=== TASK REQUIREMENTS ===
Print out the entries below with no edits.
[MATERIAL FOR THIS EXERCISE start]
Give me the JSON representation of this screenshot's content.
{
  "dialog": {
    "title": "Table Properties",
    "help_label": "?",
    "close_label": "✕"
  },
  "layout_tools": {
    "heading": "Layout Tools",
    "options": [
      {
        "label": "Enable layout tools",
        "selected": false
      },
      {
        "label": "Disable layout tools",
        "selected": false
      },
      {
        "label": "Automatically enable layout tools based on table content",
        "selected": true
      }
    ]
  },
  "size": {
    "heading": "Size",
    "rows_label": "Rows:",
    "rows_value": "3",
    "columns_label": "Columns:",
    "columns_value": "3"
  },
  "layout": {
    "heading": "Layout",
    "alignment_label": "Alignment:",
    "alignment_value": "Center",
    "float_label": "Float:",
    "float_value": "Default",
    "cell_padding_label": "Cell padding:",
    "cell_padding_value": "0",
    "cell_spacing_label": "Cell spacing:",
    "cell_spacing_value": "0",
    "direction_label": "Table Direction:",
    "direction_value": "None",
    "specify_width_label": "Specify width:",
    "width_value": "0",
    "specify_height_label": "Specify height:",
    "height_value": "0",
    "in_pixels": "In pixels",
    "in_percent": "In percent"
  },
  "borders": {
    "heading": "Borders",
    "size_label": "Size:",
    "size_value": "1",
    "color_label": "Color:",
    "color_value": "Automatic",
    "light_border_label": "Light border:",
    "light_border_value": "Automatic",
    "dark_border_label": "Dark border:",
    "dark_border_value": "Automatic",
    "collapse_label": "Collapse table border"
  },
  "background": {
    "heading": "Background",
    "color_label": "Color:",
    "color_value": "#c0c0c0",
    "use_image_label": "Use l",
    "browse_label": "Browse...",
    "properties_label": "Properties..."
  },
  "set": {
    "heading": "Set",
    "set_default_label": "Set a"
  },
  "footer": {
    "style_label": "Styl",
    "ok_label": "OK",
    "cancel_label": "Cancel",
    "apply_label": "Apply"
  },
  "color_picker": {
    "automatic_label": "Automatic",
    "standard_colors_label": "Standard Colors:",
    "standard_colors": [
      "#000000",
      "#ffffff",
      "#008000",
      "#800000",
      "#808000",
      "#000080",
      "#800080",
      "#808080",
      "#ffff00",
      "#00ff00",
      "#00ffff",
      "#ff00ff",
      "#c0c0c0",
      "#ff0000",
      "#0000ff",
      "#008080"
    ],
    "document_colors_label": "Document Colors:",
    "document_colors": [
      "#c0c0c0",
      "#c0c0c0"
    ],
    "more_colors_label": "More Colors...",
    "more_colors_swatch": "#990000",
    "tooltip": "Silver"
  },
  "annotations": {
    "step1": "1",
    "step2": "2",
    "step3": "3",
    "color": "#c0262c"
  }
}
[MATERIAL FOR THIS EXERCISE end]
=== THE OUTPUT ===
Give me the JSON representation of this screenshot's content.
{
  "dialog": {
    "title": "Table Properties",
    "help_label": "?",
    "close_label": "✕"
  },
  "layout_tools": {
    "heading": "Layout Tools",
    "options": [
      {
        "label": "Enable layout tools",
        "selected": false
      },
      {
        "label": "Disable layout tools",
        "selected": false
      },
      {
        "label": "Automatically enable layout tools based on table content",
        "selected": true
      }
    ]
  },
  "size": {
    "heading": "Size",
    "rows_label": "Rows:",
    "rows_value": "3",
    "columns_label": "Columns:",
    "columns_value": "3"
  },
  "layout": {
    "heading": "Layout",
    "alignment_label": "Alignment:",
    "alignment_value": "Center",
    "float_label": "Float:",
    "float_value": "Default",
    "cell_padding_label": "Cell padding:",
    "cell_padding_value": "0",
    "cell_spacing_label": "Cell spacing:",
    "cell_spacing_value": "0",
    "direction_label": "Table Direction:",
    "direction_value": "None",
    "specify_width_label": "Specify width:",
    "width_value": "0",
    "specify_height_label": "Specify height:",
    "height_value": "0",
    "in_pixels": "In pixels",
    "in_percent": "In percent"
  },
  "borders": {
    "heading": "Borders",
    "size_label": "Size:",
    "size_value": "1",
    "color_label": "Color:",
    "color_value": "Automatic",
    "light_border_label": "Light border:",
    "light_border_value": "Automatic",
    "dark_border_label": "Dark border:",
    "dark_border_value": "Automatic",
    "collapse_label": "Collapse table border"
  },
  "background": {
    "heading": "Background",
    "color_label": "Color:",
    "color_value": "#c0c0c0",
    "use_image_label": "Use l",
    "browse_label": "Browse...",
    "properties_label": "Properties..."
  },
  "set": {
    "heading": "Set",
    "set_default_label": "Set a"
  },
  "footer": {
    "style_label": "Styl",
    "ok_label": "OK",
    "cancel_label": "Cancel",
    "apply_label": "Apply"
  },
  "color_picker": {
    "automatic_label": "Automatic",
    "standard_colors_label": "Standard Colors:",
    "standard_colors": [
      "#000000",
      "#ffffff",
      "#008000",
      "#800000",
      "#808000",
      "#000080",
      "#800080",
      "#808080",
      "#ffff00",
      "#00ff00",
      "#00ffff",
      "#ff00ff",
      "#c0c0c0",
      "#ff0000",
      "#0000ff",
      "#008080"
    ],
    "document_colors_label": "Document Colors:",
    "document_colors": [
      "#c0c0c0",
      "#c0c0c0"
    ],
    "more_colors_label": "More Colors...",
    "more_colors_swatch": "#990000",
    "tooltip": "Silver"
  },
  "annotations": {
    "step1": "1",
    "step2": "2",
    "step3": "3",
    "color": "#c0262c"
  }
}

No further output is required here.